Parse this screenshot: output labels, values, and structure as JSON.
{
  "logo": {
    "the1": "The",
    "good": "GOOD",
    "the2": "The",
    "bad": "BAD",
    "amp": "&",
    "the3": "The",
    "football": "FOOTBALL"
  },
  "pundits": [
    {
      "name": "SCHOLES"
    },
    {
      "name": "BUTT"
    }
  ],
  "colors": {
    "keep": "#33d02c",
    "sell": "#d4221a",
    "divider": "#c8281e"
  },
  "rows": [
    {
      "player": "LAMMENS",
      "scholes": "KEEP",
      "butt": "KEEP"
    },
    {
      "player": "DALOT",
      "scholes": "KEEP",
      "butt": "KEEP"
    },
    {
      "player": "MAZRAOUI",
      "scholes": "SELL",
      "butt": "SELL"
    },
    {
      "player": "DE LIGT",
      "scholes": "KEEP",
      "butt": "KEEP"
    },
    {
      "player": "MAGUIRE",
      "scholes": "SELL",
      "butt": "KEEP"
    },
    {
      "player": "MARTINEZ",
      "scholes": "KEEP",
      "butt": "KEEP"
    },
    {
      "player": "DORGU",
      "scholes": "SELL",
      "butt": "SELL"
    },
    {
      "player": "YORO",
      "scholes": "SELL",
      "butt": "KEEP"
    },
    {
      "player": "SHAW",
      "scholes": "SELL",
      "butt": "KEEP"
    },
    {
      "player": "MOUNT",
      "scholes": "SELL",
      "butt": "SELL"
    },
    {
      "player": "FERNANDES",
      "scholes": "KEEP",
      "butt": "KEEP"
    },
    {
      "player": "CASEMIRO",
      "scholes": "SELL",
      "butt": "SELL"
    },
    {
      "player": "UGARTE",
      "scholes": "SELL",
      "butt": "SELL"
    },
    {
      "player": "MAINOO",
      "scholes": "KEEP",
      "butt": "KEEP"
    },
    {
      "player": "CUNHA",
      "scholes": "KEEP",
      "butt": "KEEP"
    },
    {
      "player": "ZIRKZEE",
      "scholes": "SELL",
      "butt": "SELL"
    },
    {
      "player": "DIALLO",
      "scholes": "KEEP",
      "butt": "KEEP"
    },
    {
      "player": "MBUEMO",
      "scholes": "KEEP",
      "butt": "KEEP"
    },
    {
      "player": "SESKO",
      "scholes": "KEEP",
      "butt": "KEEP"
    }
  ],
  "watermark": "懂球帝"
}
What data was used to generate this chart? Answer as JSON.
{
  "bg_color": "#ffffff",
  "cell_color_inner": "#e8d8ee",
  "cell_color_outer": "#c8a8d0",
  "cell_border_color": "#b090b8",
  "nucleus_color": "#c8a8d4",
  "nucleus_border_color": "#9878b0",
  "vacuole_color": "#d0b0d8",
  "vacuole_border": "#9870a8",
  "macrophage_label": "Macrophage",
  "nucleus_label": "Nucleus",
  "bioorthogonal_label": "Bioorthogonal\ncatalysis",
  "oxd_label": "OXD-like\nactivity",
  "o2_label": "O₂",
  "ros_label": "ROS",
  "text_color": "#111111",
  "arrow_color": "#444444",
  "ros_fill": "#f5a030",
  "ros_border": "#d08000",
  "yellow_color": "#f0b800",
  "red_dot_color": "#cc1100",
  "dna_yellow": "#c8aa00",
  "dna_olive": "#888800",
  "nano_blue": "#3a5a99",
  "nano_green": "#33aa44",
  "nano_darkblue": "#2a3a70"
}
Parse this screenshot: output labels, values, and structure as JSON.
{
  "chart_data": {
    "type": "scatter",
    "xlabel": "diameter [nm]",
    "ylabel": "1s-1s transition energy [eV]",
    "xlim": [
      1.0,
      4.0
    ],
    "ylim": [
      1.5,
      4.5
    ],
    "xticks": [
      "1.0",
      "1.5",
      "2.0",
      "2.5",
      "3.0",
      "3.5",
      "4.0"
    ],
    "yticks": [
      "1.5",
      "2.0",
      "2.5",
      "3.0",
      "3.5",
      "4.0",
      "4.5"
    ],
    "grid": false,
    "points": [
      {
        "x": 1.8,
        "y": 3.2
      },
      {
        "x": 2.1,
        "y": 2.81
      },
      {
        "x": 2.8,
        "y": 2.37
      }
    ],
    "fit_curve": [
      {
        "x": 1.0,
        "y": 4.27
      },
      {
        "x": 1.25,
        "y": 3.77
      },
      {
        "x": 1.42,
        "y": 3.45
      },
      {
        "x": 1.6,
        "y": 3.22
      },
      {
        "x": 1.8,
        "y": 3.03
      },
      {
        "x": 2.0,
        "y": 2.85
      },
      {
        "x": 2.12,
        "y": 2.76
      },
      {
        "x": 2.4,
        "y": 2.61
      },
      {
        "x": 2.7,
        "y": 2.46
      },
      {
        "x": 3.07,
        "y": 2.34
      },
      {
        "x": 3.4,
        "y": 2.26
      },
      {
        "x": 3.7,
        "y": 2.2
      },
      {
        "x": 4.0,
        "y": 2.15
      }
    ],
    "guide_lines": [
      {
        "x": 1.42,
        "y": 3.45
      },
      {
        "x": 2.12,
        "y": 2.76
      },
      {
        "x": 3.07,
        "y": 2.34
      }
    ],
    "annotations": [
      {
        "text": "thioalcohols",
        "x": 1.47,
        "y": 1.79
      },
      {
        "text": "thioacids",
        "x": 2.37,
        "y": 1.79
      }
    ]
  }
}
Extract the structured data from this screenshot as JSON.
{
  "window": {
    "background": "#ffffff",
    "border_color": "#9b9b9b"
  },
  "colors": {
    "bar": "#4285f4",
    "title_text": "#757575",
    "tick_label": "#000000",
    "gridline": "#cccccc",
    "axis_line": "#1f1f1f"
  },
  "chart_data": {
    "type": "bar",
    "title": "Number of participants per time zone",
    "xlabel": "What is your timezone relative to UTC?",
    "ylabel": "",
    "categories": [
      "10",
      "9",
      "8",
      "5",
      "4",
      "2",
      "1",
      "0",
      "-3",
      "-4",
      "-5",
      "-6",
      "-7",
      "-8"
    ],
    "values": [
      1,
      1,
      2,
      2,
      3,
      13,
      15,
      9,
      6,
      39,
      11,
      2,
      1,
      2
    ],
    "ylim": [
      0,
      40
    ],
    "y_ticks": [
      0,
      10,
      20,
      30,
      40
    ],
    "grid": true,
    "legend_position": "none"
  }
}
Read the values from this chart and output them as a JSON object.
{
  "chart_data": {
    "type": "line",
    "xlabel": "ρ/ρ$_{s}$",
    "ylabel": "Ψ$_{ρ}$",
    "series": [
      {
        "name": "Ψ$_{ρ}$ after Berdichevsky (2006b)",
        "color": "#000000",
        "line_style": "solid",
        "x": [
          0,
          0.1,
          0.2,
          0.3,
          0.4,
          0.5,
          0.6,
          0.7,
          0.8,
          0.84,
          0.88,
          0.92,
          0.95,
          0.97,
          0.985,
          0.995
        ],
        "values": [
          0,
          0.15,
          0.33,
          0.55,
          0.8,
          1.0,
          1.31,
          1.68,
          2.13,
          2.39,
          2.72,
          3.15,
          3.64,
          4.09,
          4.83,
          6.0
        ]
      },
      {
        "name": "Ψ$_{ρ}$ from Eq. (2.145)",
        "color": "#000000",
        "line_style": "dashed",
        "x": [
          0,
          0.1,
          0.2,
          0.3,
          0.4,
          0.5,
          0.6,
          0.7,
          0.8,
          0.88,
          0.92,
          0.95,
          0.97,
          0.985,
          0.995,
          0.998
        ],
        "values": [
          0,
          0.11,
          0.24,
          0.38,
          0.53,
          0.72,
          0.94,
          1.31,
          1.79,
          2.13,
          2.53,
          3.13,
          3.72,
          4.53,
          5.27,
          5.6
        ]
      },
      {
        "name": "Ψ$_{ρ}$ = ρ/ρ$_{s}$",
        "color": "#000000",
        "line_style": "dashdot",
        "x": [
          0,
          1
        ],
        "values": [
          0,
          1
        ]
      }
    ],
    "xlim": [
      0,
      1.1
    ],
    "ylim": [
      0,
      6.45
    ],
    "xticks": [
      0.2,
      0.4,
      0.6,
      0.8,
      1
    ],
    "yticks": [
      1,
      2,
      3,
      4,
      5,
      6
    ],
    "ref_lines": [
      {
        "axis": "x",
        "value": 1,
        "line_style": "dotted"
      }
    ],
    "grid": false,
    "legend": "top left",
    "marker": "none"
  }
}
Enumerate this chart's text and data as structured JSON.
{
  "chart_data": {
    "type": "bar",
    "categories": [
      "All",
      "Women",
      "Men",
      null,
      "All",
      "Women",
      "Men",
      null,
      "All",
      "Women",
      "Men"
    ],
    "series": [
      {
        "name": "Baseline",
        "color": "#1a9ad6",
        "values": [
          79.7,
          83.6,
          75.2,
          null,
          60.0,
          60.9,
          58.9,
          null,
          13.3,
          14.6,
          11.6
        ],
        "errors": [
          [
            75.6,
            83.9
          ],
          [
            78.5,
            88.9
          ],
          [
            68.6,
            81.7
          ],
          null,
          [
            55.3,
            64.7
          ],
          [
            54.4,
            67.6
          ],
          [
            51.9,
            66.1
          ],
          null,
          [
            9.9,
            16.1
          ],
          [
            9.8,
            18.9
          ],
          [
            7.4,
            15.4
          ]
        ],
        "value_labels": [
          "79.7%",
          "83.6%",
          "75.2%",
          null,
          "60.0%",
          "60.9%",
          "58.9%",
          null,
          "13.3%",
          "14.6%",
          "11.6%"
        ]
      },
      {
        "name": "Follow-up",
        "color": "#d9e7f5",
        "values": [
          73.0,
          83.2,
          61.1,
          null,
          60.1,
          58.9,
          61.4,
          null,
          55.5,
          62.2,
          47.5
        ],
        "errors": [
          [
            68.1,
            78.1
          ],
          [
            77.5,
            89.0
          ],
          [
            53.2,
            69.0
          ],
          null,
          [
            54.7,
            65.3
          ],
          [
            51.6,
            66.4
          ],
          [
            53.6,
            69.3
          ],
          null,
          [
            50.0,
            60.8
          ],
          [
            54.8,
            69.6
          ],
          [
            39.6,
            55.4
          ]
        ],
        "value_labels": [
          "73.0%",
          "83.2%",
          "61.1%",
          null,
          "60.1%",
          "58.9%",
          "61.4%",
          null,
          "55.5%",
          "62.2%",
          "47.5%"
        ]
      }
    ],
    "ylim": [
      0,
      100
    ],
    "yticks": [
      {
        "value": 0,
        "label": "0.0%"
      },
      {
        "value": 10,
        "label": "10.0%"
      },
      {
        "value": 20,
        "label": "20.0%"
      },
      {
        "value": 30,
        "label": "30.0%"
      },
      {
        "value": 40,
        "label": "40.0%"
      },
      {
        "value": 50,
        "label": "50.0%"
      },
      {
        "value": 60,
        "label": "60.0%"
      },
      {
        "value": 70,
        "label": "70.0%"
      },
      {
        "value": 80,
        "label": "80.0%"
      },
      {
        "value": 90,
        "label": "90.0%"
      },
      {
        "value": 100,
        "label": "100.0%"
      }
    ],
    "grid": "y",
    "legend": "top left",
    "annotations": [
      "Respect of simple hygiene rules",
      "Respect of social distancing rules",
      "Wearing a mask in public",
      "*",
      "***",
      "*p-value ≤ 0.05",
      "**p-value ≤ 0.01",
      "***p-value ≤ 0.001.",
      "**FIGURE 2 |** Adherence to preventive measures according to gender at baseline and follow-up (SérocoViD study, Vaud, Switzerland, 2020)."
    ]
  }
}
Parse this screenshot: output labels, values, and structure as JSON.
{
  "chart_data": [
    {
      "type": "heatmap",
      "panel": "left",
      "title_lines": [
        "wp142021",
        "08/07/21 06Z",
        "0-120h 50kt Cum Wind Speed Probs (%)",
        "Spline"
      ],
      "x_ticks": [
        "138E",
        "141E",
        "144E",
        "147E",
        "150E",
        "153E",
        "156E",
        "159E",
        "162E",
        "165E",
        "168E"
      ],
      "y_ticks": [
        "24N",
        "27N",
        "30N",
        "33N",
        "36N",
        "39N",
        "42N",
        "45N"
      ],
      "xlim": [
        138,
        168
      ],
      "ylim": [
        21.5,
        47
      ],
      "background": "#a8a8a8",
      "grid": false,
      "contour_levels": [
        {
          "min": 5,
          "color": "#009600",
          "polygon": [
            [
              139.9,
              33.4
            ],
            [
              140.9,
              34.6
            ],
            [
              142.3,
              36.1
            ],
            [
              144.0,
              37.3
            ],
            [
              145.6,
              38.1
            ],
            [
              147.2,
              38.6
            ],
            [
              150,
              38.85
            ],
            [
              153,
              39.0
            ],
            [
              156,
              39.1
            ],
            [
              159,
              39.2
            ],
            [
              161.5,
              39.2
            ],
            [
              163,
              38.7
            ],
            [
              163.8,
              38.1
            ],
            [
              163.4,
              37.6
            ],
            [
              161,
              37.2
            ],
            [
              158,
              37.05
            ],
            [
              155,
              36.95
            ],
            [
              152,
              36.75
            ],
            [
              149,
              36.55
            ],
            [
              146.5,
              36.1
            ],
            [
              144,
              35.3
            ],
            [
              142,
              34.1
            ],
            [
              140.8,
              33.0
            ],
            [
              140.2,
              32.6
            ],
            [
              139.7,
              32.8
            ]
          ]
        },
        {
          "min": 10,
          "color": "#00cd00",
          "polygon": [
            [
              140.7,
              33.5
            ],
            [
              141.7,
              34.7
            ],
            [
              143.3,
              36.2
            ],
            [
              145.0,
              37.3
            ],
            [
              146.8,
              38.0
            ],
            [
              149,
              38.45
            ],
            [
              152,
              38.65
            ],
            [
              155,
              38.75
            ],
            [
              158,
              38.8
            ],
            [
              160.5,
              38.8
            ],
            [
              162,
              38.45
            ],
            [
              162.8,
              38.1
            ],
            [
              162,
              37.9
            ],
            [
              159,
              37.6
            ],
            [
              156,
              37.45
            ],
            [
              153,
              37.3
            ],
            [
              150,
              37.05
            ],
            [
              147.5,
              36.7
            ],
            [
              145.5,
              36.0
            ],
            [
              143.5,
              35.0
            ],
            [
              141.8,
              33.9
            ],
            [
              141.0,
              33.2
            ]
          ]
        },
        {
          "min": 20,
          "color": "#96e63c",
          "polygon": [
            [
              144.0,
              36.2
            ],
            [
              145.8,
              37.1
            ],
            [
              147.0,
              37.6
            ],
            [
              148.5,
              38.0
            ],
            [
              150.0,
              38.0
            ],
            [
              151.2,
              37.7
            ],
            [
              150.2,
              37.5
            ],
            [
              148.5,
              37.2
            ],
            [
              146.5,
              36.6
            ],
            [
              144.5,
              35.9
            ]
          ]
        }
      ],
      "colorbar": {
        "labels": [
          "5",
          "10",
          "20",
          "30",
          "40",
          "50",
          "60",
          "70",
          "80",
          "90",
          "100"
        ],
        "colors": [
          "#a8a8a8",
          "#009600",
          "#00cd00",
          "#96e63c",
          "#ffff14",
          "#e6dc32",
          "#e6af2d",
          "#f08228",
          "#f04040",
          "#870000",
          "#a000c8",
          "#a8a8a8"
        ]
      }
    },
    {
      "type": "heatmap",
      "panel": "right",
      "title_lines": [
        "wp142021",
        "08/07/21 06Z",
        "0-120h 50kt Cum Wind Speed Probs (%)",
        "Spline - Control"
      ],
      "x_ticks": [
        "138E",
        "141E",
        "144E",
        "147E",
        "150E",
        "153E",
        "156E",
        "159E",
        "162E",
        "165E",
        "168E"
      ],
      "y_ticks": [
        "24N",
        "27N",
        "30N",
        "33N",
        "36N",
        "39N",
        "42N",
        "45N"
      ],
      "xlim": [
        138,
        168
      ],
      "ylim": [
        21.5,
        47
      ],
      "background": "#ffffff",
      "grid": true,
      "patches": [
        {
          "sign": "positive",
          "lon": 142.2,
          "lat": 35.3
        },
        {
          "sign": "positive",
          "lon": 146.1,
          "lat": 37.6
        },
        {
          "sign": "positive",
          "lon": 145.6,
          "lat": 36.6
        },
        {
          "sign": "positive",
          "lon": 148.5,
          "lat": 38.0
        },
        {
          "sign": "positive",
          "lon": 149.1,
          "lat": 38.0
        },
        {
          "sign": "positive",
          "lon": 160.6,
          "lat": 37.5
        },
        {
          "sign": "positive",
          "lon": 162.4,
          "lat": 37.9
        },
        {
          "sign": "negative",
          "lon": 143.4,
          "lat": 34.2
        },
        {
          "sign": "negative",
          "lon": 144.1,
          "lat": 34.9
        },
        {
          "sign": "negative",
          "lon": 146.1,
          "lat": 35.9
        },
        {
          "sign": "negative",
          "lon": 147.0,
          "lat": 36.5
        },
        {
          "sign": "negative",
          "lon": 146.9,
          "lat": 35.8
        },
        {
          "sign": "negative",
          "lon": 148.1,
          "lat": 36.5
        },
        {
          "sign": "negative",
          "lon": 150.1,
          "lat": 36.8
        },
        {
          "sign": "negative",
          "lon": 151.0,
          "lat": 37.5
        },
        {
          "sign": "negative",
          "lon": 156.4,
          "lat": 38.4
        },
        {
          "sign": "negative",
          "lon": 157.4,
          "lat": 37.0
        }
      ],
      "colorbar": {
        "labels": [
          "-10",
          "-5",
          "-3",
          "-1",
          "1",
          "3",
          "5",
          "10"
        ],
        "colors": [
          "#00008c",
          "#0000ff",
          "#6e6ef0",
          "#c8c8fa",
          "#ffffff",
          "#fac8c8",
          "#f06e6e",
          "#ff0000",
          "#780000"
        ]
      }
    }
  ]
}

------------

What the exercise asks:
From the entries, report each line that includes the word "ffffff".

Finished task:
  "bg_color": "#ffffff",
    "background": "#ffffff",
      "background": "#ffffff",
          "#ffffff",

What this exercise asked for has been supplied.